## Recorded information

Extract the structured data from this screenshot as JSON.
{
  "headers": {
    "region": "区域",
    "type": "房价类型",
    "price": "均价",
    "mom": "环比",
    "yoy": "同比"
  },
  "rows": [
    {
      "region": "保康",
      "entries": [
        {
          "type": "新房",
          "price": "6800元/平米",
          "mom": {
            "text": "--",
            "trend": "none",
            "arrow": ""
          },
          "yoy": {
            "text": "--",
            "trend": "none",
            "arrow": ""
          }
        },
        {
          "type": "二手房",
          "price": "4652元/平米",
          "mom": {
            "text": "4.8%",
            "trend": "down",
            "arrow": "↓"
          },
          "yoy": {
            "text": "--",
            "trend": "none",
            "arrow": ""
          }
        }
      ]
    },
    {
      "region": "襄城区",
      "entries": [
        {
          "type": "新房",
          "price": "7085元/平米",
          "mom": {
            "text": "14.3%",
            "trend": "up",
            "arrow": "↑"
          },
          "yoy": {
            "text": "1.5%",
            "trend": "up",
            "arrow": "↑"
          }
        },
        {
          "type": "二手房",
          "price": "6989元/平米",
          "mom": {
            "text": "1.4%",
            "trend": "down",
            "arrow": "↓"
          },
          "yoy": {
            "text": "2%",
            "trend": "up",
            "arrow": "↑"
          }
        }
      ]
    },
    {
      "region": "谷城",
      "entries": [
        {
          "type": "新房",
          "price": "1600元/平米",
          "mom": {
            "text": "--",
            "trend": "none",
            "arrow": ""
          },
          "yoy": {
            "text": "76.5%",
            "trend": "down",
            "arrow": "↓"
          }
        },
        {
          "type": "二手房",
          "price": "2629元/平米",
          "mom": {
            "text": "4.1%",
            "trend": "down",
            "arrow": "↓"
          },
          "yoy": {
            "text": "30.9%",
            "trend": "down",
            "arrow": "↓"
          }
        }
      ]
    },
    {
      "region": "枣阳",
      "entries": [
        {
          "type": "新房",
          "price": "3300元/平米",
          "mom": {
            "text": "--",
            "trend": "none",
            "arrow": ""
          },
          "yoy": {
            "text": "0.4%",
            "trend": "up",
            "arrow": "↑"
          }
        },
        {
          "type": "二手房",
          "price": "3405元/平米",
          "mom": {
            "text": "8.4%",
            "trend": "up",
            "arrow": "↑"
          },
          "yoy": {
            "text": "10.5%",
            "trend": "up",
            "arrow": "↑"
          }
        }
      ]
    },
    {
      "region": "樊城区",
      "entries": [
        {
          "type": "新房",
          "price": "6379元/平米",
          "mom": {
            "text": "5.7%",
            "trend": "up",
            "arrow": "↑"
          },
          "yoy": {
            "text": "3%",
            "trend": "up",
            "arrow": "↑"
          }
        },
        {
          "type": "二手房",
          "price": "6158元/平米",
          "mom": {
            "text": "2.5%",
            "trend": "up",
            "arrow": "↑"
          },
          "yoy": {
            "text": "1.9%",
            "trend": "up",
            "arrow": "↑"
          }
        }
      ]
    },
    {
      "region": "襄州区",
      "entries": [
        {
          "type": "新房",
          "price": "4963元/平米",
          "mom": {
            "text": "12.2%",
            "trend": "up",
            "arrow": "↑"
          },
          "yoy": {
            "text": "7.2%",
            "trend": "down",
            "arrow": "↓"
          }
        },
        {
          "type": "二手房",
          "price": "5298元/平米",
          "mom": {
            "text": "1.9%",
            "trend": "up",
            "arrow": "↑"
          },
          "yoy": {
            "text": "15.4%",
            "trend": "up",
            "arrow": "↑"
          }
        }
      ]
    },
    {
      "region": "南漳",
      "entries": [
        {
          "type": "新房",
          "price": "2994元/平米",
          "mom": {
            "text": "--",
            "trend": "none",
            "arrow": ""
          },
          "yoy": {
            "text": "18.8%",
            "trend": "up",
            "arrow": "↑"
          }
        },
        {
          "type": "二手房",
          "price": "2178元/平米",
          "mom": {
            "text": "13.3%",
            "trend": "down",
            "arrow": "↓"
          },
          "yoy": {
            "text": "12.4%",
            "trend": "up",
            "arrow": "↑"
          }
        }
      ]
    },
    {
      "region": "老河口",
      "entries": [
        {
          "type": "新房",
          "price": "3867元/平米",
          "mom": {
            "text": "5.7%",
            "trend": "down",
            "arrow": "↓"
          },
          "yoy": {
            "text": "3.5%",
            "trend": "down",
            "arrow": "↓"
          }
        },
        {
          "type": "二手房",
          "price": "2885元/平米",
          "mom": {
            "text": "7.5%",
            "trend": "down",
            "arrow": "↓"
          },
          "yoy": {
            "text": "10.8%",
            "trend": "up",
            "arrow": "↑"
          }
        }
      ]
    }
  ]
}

## Set exercise
Return from the data every line that holds "region".

## Exercise output
    "region": "区域",
      "region": "保康",
      "region": "襄城区",
      "region": "谷城",
      "region": "枣阳",
      "region": "樊城区",
      "region": "襄州区",
      "region": "南漳",
      "region": "老河口",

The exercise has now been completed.